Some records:
····················
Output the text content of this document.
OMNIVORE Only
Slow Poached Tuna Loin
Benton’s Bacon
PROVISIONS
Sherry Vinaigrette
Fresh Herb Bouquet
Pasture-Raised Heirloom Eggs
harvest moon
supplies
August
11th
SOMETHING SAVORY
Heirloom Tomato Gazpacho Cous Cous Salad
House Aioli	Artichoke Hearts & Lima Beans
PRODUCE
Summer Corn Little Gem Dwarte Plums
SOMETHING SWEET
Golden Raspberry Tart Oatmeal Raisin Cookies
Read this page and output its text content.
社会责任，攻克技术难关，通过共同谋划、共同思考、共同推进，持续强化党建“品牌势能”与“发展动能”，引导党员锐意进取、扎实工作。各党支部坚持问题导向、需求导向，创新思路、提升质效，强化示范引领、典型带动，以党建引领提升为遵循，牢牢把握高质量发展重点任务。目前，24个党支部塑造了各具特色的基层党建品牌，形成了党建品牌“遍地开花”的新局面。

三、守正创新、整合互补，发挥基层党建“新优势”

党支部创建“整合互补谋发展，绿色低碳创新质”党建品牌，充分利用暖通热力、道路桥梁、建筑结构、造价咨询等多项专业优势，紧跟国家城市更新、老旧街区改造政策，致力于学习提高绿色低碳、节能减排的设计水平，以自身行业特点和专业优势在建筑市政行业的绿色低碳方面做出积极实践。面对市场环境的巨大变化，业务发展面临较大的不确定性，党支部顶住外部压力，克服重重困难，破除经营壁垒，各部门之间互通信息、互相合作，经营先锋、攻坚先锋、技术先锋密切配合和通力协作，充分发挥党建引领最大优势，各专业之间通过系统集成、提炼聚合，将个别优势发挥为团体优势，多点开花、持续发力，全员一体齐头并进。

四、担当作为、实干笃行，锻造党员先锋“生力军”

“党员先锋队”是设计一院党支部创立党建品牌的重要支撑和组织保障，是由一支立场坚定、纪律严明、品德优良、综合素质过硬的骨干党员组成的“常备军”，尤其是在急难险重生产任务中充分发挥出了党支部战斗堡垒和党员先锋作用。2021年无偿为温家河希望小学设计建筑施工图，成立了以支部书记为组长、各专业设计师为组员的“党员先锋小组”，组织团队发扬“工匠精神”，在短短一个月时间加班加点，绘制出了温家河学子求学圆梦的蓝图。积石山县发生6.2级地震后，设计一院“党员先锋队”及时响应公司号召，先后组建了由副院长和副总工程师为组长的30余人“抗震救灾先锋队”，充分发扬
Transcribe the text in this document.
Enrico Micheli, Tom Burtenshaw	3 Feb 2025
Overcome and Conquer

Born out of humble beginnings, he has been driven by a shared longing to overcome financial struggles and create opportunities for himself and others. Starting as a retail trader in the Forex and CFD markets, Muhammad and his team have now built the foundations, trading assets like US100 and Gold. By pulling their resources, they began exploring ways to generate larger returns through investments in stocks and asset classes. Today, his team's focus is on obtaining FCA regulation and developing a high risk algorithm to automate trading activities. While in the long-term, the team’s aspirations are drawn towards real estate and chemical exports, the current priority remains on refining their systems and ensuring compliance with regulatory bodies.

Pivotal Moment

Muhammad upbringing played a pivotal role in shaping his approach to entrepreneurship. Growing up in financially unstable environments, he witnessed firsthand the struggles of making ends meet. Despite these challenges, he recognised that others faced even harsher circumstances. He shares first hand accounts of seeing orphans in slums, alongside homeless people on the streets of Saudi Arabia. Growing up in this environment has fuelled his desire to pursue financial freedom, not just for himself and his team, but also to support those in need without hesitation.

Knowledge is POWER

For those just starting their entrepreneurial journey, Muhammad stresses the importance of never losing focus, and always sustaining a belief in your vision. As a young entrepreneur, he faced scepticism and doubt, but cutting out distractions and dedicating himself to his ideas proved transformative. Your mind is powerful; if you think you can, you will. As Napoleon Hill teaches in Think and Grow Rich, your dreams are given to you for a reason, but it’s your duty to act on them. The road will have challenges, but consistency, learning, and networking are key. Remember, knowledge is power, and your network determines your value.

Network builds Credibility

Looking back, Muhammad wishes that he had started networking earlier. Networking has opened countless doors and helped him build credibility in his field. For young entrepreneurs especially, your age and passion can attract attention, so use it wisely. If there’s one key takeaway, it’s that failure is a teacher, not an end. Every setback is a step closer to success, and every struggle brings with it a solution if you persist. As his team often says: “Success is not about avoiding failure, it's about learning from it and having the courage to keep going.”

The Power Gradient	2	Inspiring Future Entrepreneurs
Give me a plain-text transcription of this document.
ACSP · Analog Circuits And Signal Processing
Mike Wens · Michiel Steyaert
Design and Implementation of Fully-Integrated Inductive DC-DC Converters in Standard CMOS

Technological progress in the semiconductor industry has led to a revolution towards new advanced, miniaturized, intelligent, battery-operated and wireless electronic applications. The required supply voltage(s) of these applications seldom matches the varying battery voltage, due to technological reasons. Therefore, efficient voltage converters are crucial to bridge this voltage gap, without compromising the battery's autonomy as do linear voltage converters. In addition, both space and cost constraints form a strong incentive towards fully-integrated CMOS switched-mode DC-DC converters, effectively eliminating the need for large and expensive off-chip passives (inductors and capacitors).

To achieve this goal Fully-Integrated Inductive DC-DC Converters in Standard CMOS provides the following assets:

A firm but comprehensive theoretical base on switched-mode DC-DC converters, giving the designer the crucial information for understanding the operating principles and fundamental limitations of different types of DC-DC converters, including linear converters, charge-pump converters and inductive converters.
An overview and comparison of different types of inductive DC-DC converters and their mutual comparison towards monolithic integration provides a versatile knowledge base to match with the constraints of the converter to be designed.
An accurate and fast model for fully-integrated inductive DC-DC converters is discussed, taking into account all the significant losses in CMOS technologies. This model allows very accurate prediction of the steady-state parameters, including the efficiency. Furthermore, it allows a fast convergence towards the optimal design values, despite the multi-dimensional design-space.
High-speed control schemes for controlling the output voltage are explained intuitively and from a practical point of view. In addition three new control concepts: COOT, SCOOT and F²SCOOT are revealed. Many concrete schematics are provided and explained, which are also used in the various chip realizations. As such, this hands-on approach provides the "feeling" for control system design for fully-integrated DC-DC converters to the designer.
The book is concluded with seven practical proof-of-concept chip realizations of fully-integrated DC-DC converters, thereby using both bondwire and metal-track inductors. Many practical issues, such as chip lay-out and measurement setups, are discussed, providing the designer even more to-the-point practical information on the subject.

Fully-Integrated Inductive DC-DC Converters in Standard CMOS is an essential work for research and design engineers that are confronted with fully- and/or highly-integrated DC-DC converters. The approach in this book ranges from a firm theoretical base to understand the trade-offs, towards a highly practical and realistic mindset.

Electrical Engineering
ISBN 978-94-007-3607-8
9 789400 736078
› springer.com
····················
> TASK BRIEF: Pull out each line containing the word "content" and copy it.

> SOLUTION TO THE PROBLEM:
Output the text content of this document.
Read this page and output its text content.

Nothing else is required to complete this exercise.